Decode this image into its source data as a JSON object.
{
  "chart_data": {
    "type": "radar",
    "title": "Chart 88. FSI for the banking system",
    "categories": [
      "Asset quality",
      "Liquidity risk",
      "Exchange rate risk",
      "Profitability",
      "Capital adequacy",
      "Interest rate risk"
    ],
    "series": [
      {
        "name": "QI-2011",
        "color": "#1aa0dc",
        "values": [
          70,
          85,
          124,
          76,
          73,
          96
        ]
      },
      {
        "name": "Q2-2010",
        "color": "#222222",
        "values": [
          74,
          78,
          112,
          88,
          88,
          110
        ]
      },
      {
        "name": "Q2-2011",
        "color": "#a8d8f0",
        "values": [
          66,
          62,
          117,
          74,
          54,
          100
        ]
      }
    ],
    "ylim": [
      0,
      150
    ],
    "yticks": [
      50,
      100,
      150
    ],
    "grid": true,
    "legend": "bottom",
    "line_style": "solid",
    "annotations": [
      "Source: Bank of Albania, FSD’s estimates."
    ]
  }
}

--

EXERCISE DESCRIPTION:
Extract every record and return it verbatim.

TASK RESPONSE:
Decode this image into its source data as a JSON object.
{
  "chart_data": {
    "type": "radar",
    "title": "Chart 88. FSI for the banking system",
    "categories": [
      "Asset quality",
      "Liquidity risk",
      "Exchange rate risk",
      "Profitability",
      "Capital adequacy",
      "Interest rate risk"
    ],
    "series": [
      {
        "name": "QI-2011",
        "color": "#1aa0dc",
        "values": [
          70,
          85,
          124,
          76,
          73,
          96
        ]
      },
      {
        "name": "Q2-2010",
        "color": "#222222",
        "values": [
          74,
          78,
          112,
          88,
          88,
          110
        ]
      },
      {
        "name": "Q2-2011",
        "color": "#a8d8f0",
        "values": [
          66,
          62,
          117,
          74,
          54,
          100
        ]
      }
    ],
    "ylim": [
      0,
      150
    ],
    "yticks": [
      50,
      100,
      150
    ],
    "grid": true,
    "legend": "bottom",
    "line_style": "solid",
    "annotations": [
      "Source: Bank of Albania, FSD’s estimates."
    ]
  }
}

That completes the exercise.